THE TASK: Copy every record below exactly as written, but leave out the pictures.
☆ ☆ ☆ ☆ ☆
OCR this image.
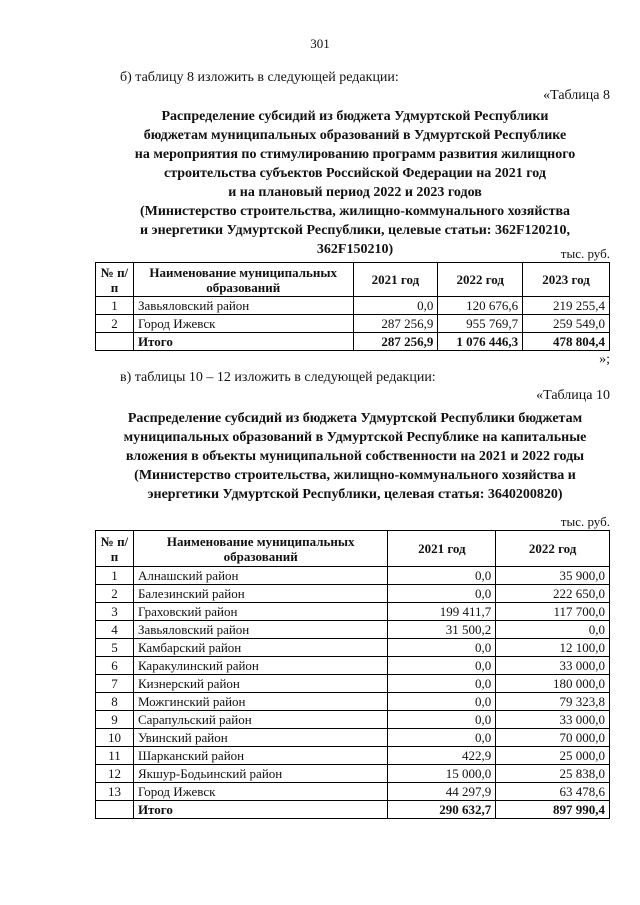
301
б) таблицу 8 изложить в следующей редакции:
«Таблица 8
Распределение субсидий из бюджета Удмуртской Республики
бюджетам муниципальных образований в Удмуртской Республике
на мероприятия по стимулированию программ развития жилищного
строительства субъектов Российской Федерации на 2021 год
и на плановый период 2022 и 2023 годов
(Министерство строительства, жилищно-коммунального хозяйства
и энергетики Удмуртской Республики, целевые статьи: 362F120210,
362F150210)	тыс. руб.
№ п/п	Наименование муниципальных образований	2021 год	2022 год	2023 год
1	Завьяловский район	0,0	120 676,6	219 255,4
2	Город Ижевск	287 256,9	955 769,7	259 549,0
	Итого	287 256,9	1 076 446,3	478 804,4
»;
в) таблицы 10 – 12 изложить в следующей редакции:
«Таблица 10
Распределение субсидий из бюджета Удмуртской Республики бюджетам
муниципальных образований в Удмуртской Республике на капитальные
вложения в объекты муниципальной собственности на 2021 и 2022 годы
(Министерство строительства, жилищно-коммунального хозяйства и
энергетики Удмуртской Республики, целевая статья: 3640200820)
тыс. руб.
№ п/п	Наименование муниципальных образований	2021 год	2022 год
1	Алнашский район	0,0	35 900,0
2	Балезинский район	0,0	222 650,0
3	Граховский район	199 411,7	117 700,0
4	Завьяловский район	31 500,2	0,0
5	Камбарский район	0,0	12 100,0
6	Каракулинский район	0,0	33 000,0
7	Кизнерский район	0,0	180 000,0
8	Можгинский район	0,0	79 323,8
9	Сарапульский район	0,0	33 000,0
10	Увинский район	0,0	70 000,0
11	Шарканский район	422,9	25 000,0
12	Якшур-Бодьинский район	15 000,0	25 838,0
13	Город Ижевск	44 297,9	63 478,6
	Итого	290 632,7	897 990,4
☆ ☆ ☆ ☆ ☆
WORKED ANSWER:
OCR this image.
301
б) таблицу 8 изложить в следующей редакции:
«Таблица 8
Распределение субсидий из бюджета Удмуртской Республики
бюджетам муниципальных образований в Удмуртской Республике
на мероприятия по стимулированию программ развития жилищного
строительства субъектов Российской Федерации на 2021 год
и на плановый период 2022 и 2023 годов
(Министерство строительства, жилищно-коммунального хозяйства
и энергетики Удмуртской Республики, целевые статьи: 362F120210,
362F150210)	тыс. руб.
№ п/п	Наименование муниципальных образований	2021 год	2022 год	2023 год
1	Завьяловский район	0,0	120 676,6	219 255,4
2	Город Ижевск	287 256,9	955 769,7	259 549,0
	Итого	287 256,9	1 076 446,3	478 804,4
»;
в) таблицы 10 – 12 изложить в следующей редакции:
«Таблица 10
Распределение субсидий из бюджета Удмуртской Республики бюджетам
муниципальных образований в Удмуртской Республике на капитальные
вложения в объекты муниципальной собственности на 2021 и 2022 годы
(Министерство строительства, жилищно-коммунального хозяйства и
энергетики Удмуртской Республики, целевая статья: 3640200820)
тыс. руб.
№ п/п	Наименование муниципальных образований	2021 год	2022 год
1	Алнашский район	0,0	35 900,0
2	Балезинский район	0,0	222 650,0
3	Граховский район	199 411,7	117 700,0
4	Завьяловский район	31 500,2	0,0
5	Камбарский район	0,0	12 100,0
6	Каракулинский район	0,0	33 000,0
7	Кизнерский район	0,0	180 000,0
8	Можгинский район	0,0	79 323,8
9	Сарапульский район	0,0	33 000,0
10	Увинский район	0,0	70 000,0
11	Шарканский район	422,9	25 000,0
12	Якшур-Бодьинский район	15 000,0	25 838,0
13	Город Ижевск	44 297,9	63 478,6
	Итого	290 632,7	897 990,4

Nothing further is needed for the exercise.